## [Set problem]
Copy out each line in the material below that has the word "Overlap".

----- Record set

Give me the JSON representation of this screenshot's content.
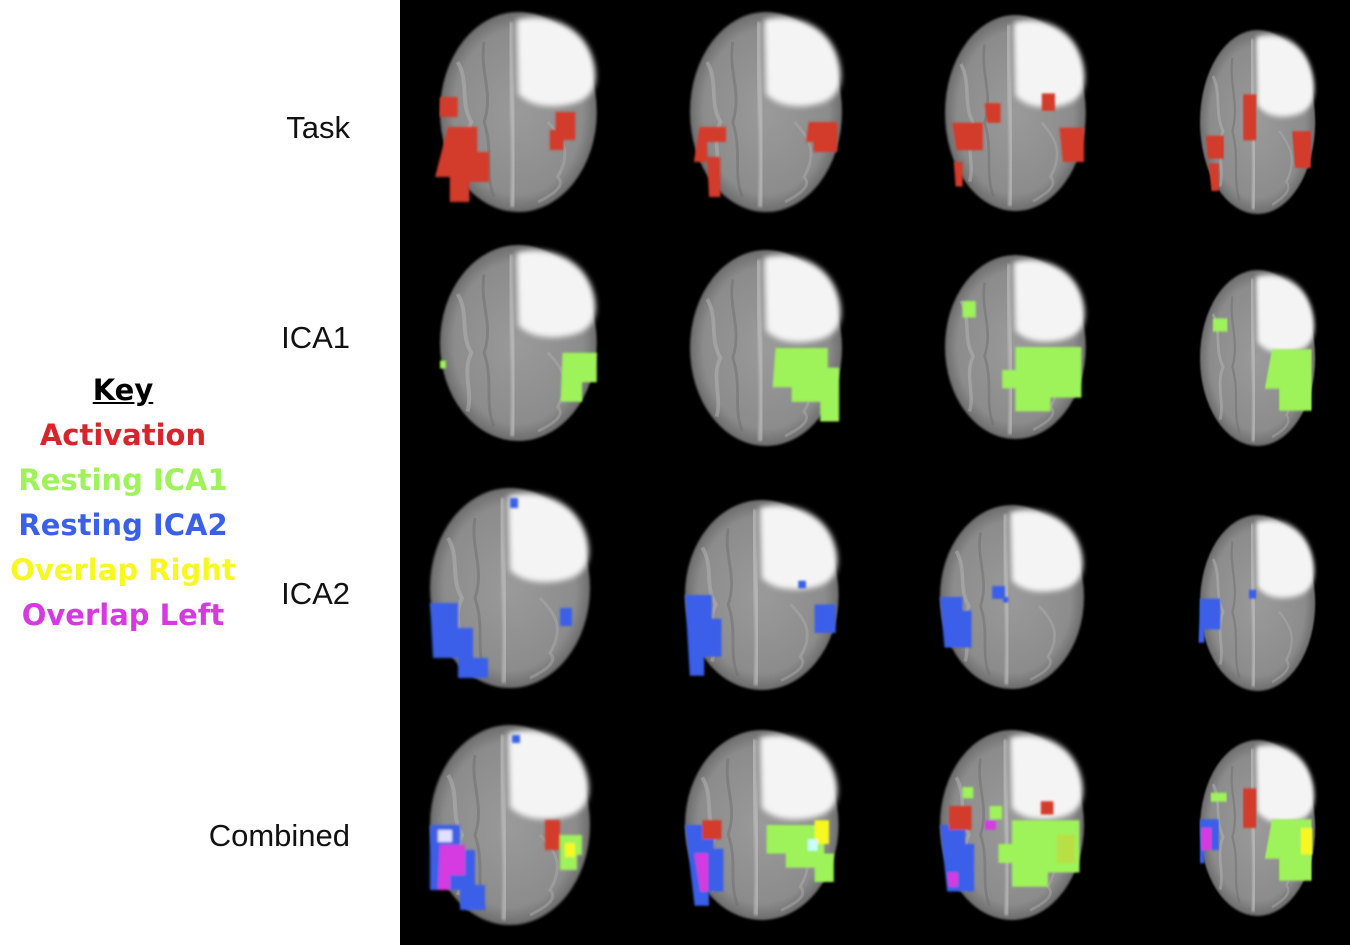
{
  "key": {
    "title": "Key",
    "items": [
      {
        "label": "Activation",
        "color": "#d9242b"
      },
      {
        "label": "Resting ICA1",
        "color": "#9ef25a"
      },
      {
        "label": "Resting ICA2",
        "color": "#3a5fe8"
      },
      {
        "label": "Overlap Right",
        "color": "#f7f722"
      },
      {
        "label": "Overlap Left",
        "color": "#d53ae0"
      }
    ]
  },
  "rows": [
    {
      "label": "Task"
    },
    {
      "label": "ICA1"
    },
    {
      "label": "ICA2"
    },
    {
      "label": "Combined"
    }
  ],
  "colors": {
    "background": "#000000",
    "brain_tissue": "#8a8a8a",
    "lesion": "#ffffff"
  }
}
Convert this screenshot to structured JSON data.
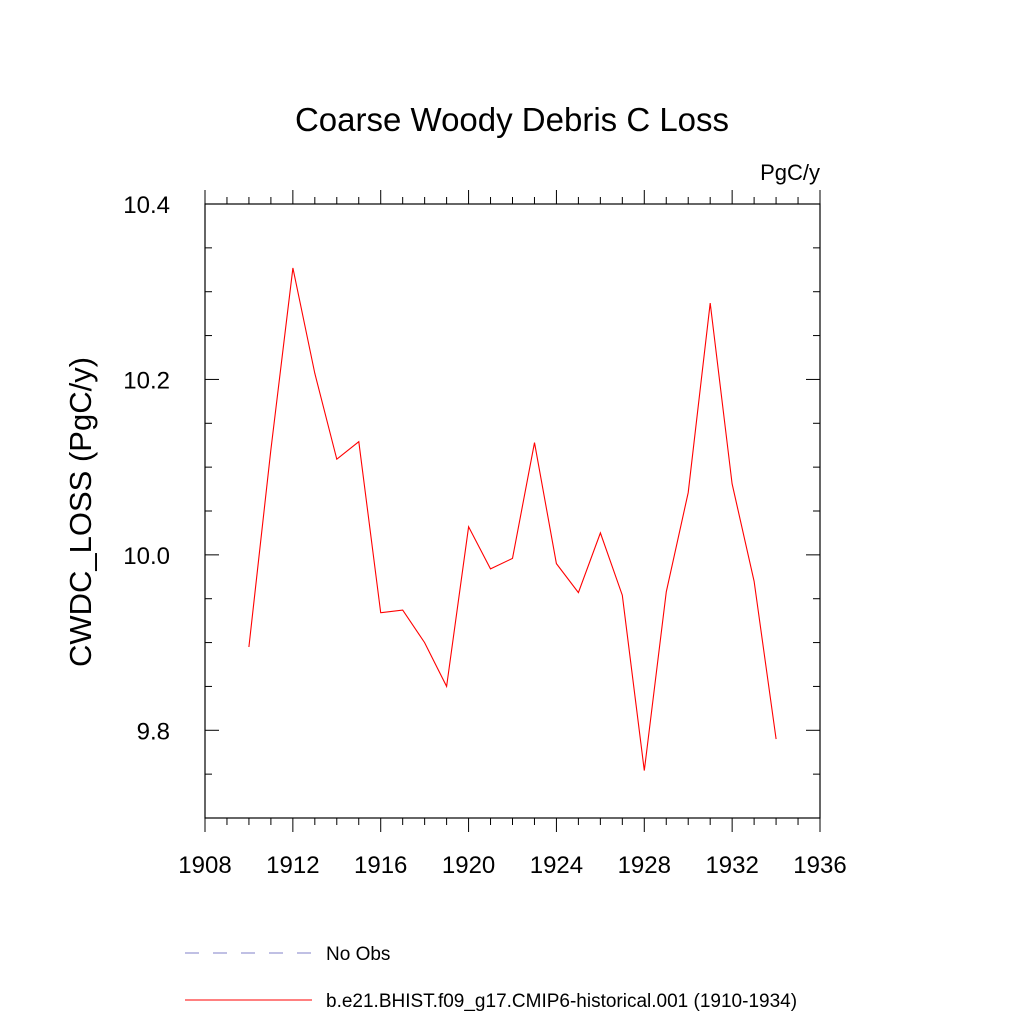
{
  "chart_data": {
    "type": "line",
    "title": "Coarse Woody Debris C Loss",
    "units": "PgC/y",
    "ylabel": "CWDC_LOSS  (PgC/y)",
    "xlabel": "",
    "xlim": [
      1908,
      1936
    ],
    "ylim": [
      9.7,
      10.4
    ],
    "x_ticks": [
      1908,
      1912,
      1916,
      1920,
      1924,
      1928,
      1932,
      1936
    ],
    "x_tick_labels": [
      "1908",
      "1912",
      "1916",
      "1920",
      "1924",
      "1928",
      "1932",
      "1936"
    ],
    "y_ticks": [
      9.8,
      10.0,
      10.2,
      10.4
    ],
    "y_tick_labels": [
      "9.8",
      "10.0",
      "10.2",
      "10.4"
    ],
    "grid": false,
    "legend_position": "bottom",
    "series": [
      {
        "name": "b.e21.BHIST.f09_g17.CMIP6-historical.001 (1910-1934)",
        "color": "#ff0000",
        "style": "solid",
        "x": [
          1910,
          1911,
          1912,
          1913,
          1914,
          1915,
          1916,
          1917,
          1918,
          1919,
          1920,
          1921,
          1922,
          1923,
          1924,
          1925,
          1926,
          1927,
          1928,
          1929,
          1930,
          1931,
          1932,
          1933,
          1934
        ],
        "y": [
          9.895,
          10.12,
          10.327,
          10.207,
          10.109,
          10.129,
          9.934,
          9.937,
          9.9,
          9.85,
          10.032,
          9.984,
          9.996,
          10.128,
          9.99,
          9.957,
          10.025,
          9.954,
          9.754,
          9.958,
          10.071,
          10.287,
          10.081,
          9.97,
          9.79
        ]
      },
      {
        "name": "No Obs",
        "color": "#8080c8",
        "style": "dashed",
        "x": [],
        "y": []
      }
    ]
  }
}
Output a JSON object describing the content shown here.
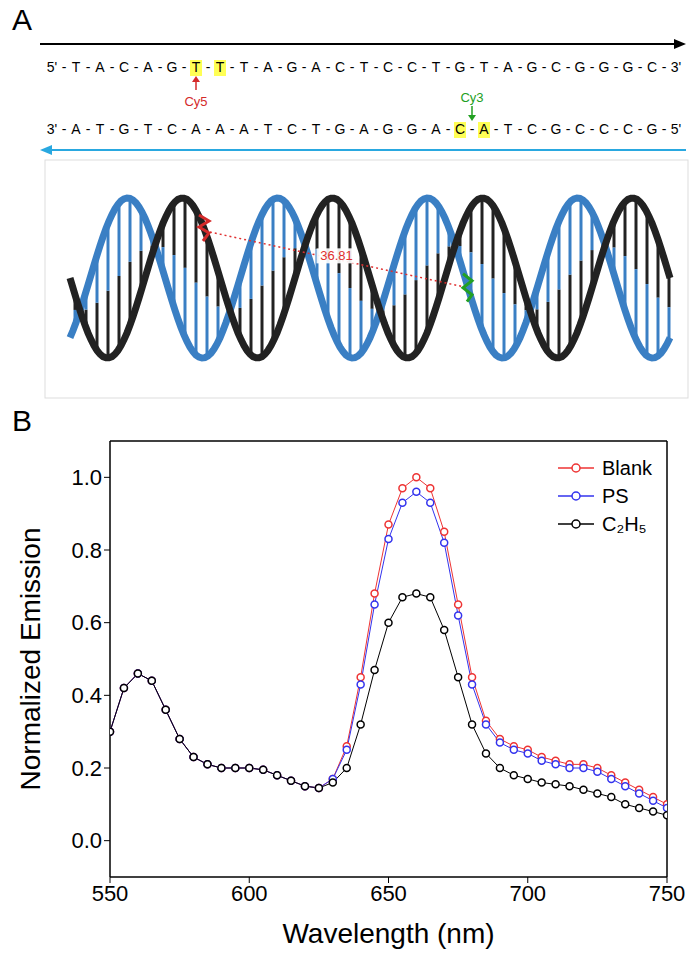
{
  "panel_a": {
    "label": "A",
    "separator": "-",
    "distance": "36.81",
    "distance_color": "#e03030",
    "top_strand": {
      "start": "5'",
      "end": "3'",
      "color": "#000000",
      "bases": [
        {
          "base": "T"
        },
        {
          "base": "A"
        },
        {
          "base": "C"
        },
        {
          "base": "A"
        },
        {
          "base": "G"
        },
        {
          "base": "T",
          "highlight": true,
          "dye": {
            "name": "Cy5",
            "color": "#d42a2a"
          }
        },
        {
          "base": "T",
          "highlight": true
        },
        {
          "base": "T"
        },
        {
          "base": "A"
        },
        {
          "base": "G"
        },
        {
          "base": "A"
        },
        {
          "base": "C"
        },
        {
          "base": "T"
        },
        {
          "base": "C"
        },
        {
          "base": "C"
        },
        {
          "base": "T"
        },
        {
          "base": "G"
        },
        {
          "base": "T"
        },
        {
          "base": "A"
        },
        {
          "base": "G"
        },
        {
          "base": "C"
        },
        {
          "base": "G"
        },
        {
          "base": "G"
        },
        {
          "base": "G"
        },
        {
          "base": "C"
        }
      ]
    },
    "bottom_strand": {
      "start": "3'",
      "end": "5'",
      "color": "#29a8e0",
      "bases": [
        {
          "base": "A"
        },
        {
          "base": "T"
        },
        {
          "base": "G"
        },
        {
          "base": "T"
        },
        {
          "base": "C"
        },
        {
          "base": "A"
        },
        {
          "base": "A"
        },
        {
          "base": "A"
        },
        {
          "base": "T"
        },
        {
          "base": "C"
        },
        {
          "base": "T"
        },
        {
          "base": "G"
        },
        {
          "base": "A"
        },
        {
          "base": "G"
        },
        {
          "base": "G"
        },
        {
          "base": "A"
        },
        {
          "base": "C",
          "highlight": true,
          "dye": {
            "name": "Cy3",
            "color": "#22a022"
          }
        },
        {
          "base": "A",
          "highlight": true
        },
        {
          "base": "T"
        },
        {
          "base": "C"
        },
        {
          "base": "G"
        },
        {
          "base": "C"
        },
        {
          "base": "C"
        },
        {
          "base": "C"
        },
        {
          "base": "G"
        }
      ]
    }
  },
  "chart_data": {
    "panel_label": "B",
    "type": "line",
    "x_label": "Wavelength (nm)",
    "y_label": "Normalized Emission",
    "marker": "open_circle",
    "grid": false,
    "legend": "upper right",
    "xlim": [
      550,
      750
    ],
    "xticks": [
      550,
      600,
      650,
      700,
      750
    ],
    "ylim": [
      -0.1,
      1.1
    ],
    "yticks": [
      {
        "value": 0,
        "label": "0.0"
      },
      {
        "value": 0.2,
        "label": "0.2"
      },
      {
        "value": 0.4,
        "label": "0.4"
      },
      {
        "value": 0.6,
        "label": "0.6"
      },
      {
        "value": 0.8,
        "label": "0.8"
      },
      {
        "value": 1,
        "label": "1.0"
      }
    ],
    "x": [
      550,
      555,
      560,
      565,
      570,
      575,
      580,
      585,
      590,
      595,
      600,
      605,
      610,
      615,
      620,
      625,
      630,
      635,
      640,
      645,
      650,
      655,
      660,
      665,
      670,
      675,
      680,
      685,
      690,
      695,
      700,
      705,
      710,
      715,
      720,
      725,
      730,
      735,
      740,
      745,
      750
    ],
    "series": [
      {
        "name": "Blank",
        "color": "#ee3333",
        "values": [
          0.3,
          0.42,
          0.46,
          0.44,
          0.36,
          0.28,
          0.23,
          0.21,
          0.2,
          0.2,
          0.2,
          0.195,
          0.18,
          0.165,
          0.15,
          0.145,
          0.17,
          0.26,
          0.45,
          0.68,
          0.87,
          0.97,
          1.0,
          0.97,
          0.85,
          0.65,
          0.45,
          0.33,
          0.28,
          0.26,
          0.25,
          0.23,
          0.22,
          0.21,
          0.21,
          0.2,
          0.18,
          0.16,
          0.14,
          0.12,
          0.1
        ]
      },
      {
        "name": "PS",
        "color": "#3333ee",
        "values": [
          0.3,
          0.42,
          0.46,
          0.44,
          0.36,
          0.28,
          0.23,
          0.21,
          0.2,
          0.2,
          0.2,
          0.195,
          0.18,
          0.165,
          0.15,
          0.145,
          0.17,
          0.25,
          0.43,
          0.65,
          0.83,
          0.93,
          0.96,
          0.93,
          0.82,
          0.62,
          0.43,
          0.32,
          0.27,
          0.25,
          0.24,
          0.22,
          0.21,
          0.2,
          0.2,
          0.19,
          0.17,
          0.15,
          0.13,
          0.11,
          0.09
        ]
      },
      {
        "name": "C₂H₅",
        "color": "#000000",
        "values": [
          0.3,
          0.42,
          0.46,
          0.44,
          0.36,
          0.28,
          0.23,
          0.21,
          0.2,
          0.2,
          0.2,
          0.195,
          0.18,
          0.165,
          0.15,
          0.145,
          0.16,
          0.2,
          0.32,
          0.47,
          0.6,
          0.67,
          0.68,
          0.67,
          0.58,
          0.45,
          0.32,
          0.24,
          0.2,
          0.18,
          0.17,
          0.16,
          0.155,
          0.15,
          0.14,
          0.13,
          0.12,
          0.1,
          0.09,
          0.08,
          0.07
        ]
      }
    ]
  }
}
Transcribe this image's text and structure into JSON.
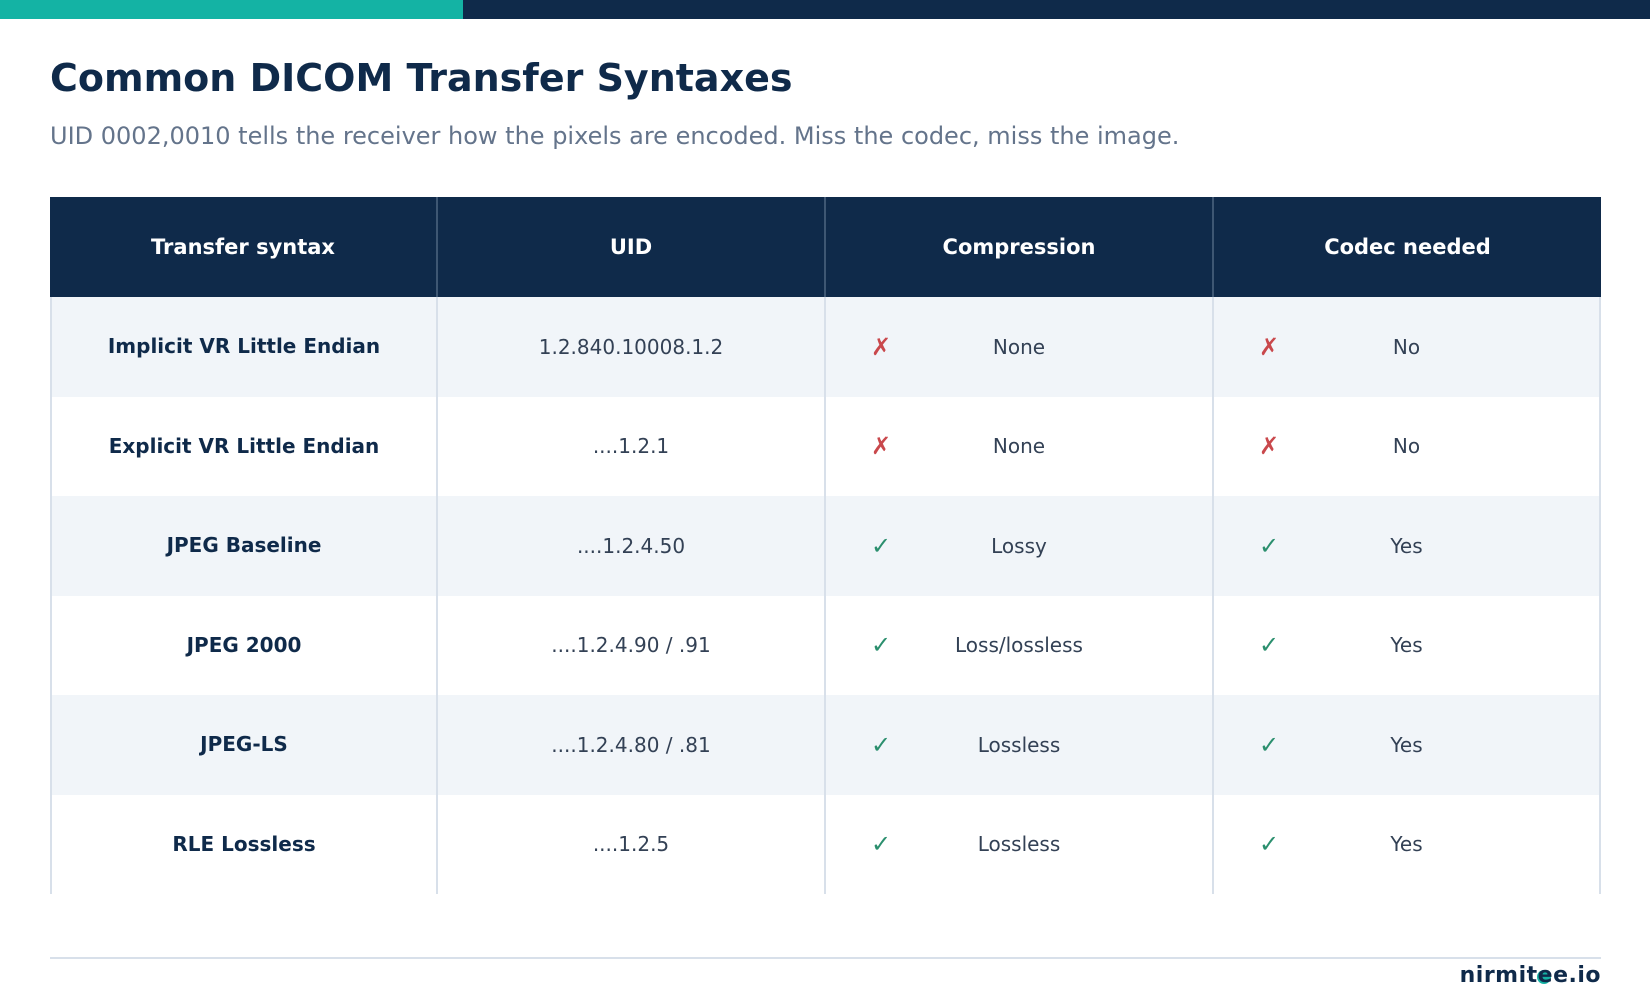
{
  "page": {
    "title": "Common DICOM Transfer Syntaxes",
    "subtitle": "UID 0002,0010 tells the receiver how the pixels are encoded. Miss the codec, miss the image."
  },
  "table": {
    "headers": [
      "Transfer syntax",
      "UID",
      "Compression",
      "Codec needed"
    ],
    "rows": [
      {
        "name": "Implicit VR Little Endian",
        "uid": "1.2.840.10008.1.2",
        "compression_icon": "✗",
        "compression": "None",
        "codec_icon": "✗",
        "codec": "No"
      },
      {
        "name": "Explicit VR Little Endian",
        "uid": "....1.2.1",
        "compression_icon": "✗",
        "compression": "None",
        "codec_icon": "✗",
        "codec": "No"
      },
      {
        "name": "JPEG Baseline",
        "uid": "....1.2.4.50",
        "compression_icon": "✓",
        "compression": "Lossy",
        "codec_icon": "✓",
        "codec": "Yes"
      },
      {
        "name": "JPEG 2000",
        "uid": "....1.2.4.90 / .91",
        "compression_icon": "✓",
        "compression": "Loss/lossless",
        "codec_icon": "✓",
        "codec": "Yes"
      },
      {
        "name": "JPEG-LS",
        "uid": "....1.2.4.80 / .81",
        "compression_icon": "✓",
        "compression": "Lossless",
        "codec_icon": "✓",
        "codec": "Yes"
      },
      {
        "name": "RLE Lossless",
        "uid": "....1.2.5",
        "compression_icon": "✓",
        "compression": "Lossless",
        "codec_icon": "✓",
        "codec": "Yes"
      }
    ]
  },
  "footer": {
    "brand": "nirmitee.io"
  },
  "colors": {
    "navy": "#0f2a4a",
    "teal": "#14b3a4",
    "check": "#2b8f6e",
    "cross": "#c9484c"
  }
}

----------

## [Response for this exercise]
        "label": "Overlap Right",
        "label": "Overlap Left",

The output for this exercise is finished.